Carry the BangDB ML Helper (Embedded) documentation below forward from the point where it stops.

**Source:**
#####
ML Helper (Embedded)

BangDB ML Helper (Embedded) offers several APIs to help simplify the ML related activities. The type offers features from Training model, prediction, versioning of model, deployment to managing large files and binary objects related to ML. Check out the few real world examples for to learn more or try them out on BangDB.

C++

Java

static BangDBMLHelper *getInstance(BangDBDatabase *bdb, long mem_budget = 0);

To get instance of the ml helper, we call this api. It takes BangDBDatabase as required argument. It takes mem_budget as optional parameter. The mem_budget defines the amount memory we allocate for ML related activities, bangdb will always respect this budget.

This is important when we run db and ml on same box or in embedded mode or when multiple users are using it and we wish to server all of them or when we wish to ensure ml memory overflow doesn't create problem for the users Upon success it returns reference to the ml_helper else NULL.
#####
**Data shown:**
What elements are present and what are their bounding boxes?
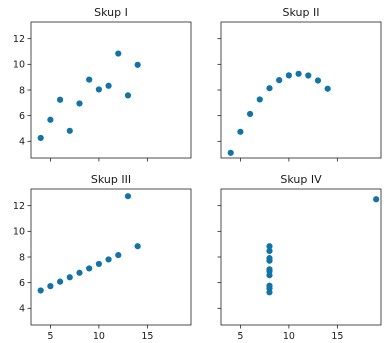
panel-skup-ii: Skup II	[217, 6, 382, 162]
data-point	[105, 256, 112, 263]
data-point	[237, 128, 244, 135]
panel-title: Skup II	[283, 6, 320, 19]
panel-title: Skup III	[91, 173, 131, 186]
x-tick-label: 10	[93, 331, 105, 342]
data-point	[37, 287, 44, 294]
panel-title: Skup I	[94, 6, 128, 19]
data-point	[124, 193, 132, 200]
data-point	[95, 86, 102, 93]
panel-skup-iv: Skup IV 5 10 15	[217, 173, 382, 342]
data-point	[266, 85, 273, 92]
y-tick-label: 8	[19, 252, 25, 263]
x-tick-label: 15	[331, 331, 343, 342]
data-point	[285, 72, 292, 79]
data-point	[266, 247, 273, 255]
x-tick-label: 10	[283, 331, 295, 342]
data-point	[47, 116, 54, 123]
data-point	[115, 50, 122, 57]
x-tick-label: 5	[47, 331, 53, 342]
data-point	[115, 251, 122, 259]
panel-title: Skup IV	[280, 173, 322, 186]
data-point	[266, 255, 273, 262]
data-point	[134, 61, 141, 68]
y-tick-label: 6	[19, 111, 25, 122]
plot-area	[30, 188, 192, 326]
x-tick-label: 5	[237, 331, 243, 342]
data-point	[324, 85, 331, 92]
y-tick-label: 6	[19, 278, 25, 289]
panel-skup-iii: Skup III 5 10 15 4 6 8 10 12	[13, 173, 192, 342]
data-point	[86, 76, 93, 83]
y-tick-label: 12	[13, 34, 25, 45]
y-tick-label: 4	[19, 304, 25, 315]
data-point	[305, 72, 312, 79]
data-point	[105, 82, 112, 89]
data-point	[227, 149, 234, 156]
data-point	[76, 269, 83, 276]
y-tick-label: 12	[13, 201, 25, 212]
data-point	[134, 243, 141, 250]
plot-area	[30, 21, 192, 159]
panel-skup-i: Skup I 4 6 8 10 12	[13, 6, 192, 162]
data-point	[266, 268, 273, 275]
y-tick-label: 10	[13, 227, 25, 238]
data-point	[314, 77, 322, 84]
data-point	[37, 134, 44, 142]
data-point	[66, 274, 73, 281]
data-point	[266, 243, 273, 250]
y-tick-label: 4	[19, 137, 25, 148]
data-point	[295, 70, 302, 77]
data-point	[246, 110, 254, 118]
data-point	[86, 265, 93, 272]
plot-area	[220, 21, 382, 159]
data-point	[66, 127, 73, 134]
data-point	[256, 96, 263, 103]
data-point	[76, 100, 83, 107]
data-point	[266, 285, 273, 292]
y-tick-label: 8	[19, 85, 25, 96]
data-point	[276, 77, 283, 84]
data-point	[47, 283, 54, 290]
data-point	[56, 278, 64, 285]
x-tick-label: 15	[141, 331, 153, 342]
plot-area	[220, 188, 382, 326]
data-point	[124, 92, 132, 99]
y-tick-label: 10	[13, 60, 25, 71]
data-point	[373, 196, 380, 203]
data-point	[56, 96, 64, 103]
data-point	[95, 260, 102, 268]
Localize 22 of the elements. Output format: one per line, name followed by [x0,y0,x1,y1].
#####
**Task result:**
int createBucket(char *bucket_info);

All intermediate files, models or training/ testing related files are stored within BRS (bangdb resource server) in some bucket. This API allows us to create bucket as defined by the bucket_info which looks like following:

{access_key:, secret_key:, bucket_name:}

void setBucket(char *bucket_info);

This is similar to create_bucket, but if there is existing bucket with the name then it will change that to this bucket.

long uploadFile(char *key, char *fpath, insert_options iop);

This is any ML related file that we wish to further use for training or testing or prediction. Key is the id for the file and fpath takes the path to the file including the file name. Please note it uploads in the default bucket. To load in a particular bucket, please use other API described below It returns 0 for success else -1 for error. Please see AI section for more information.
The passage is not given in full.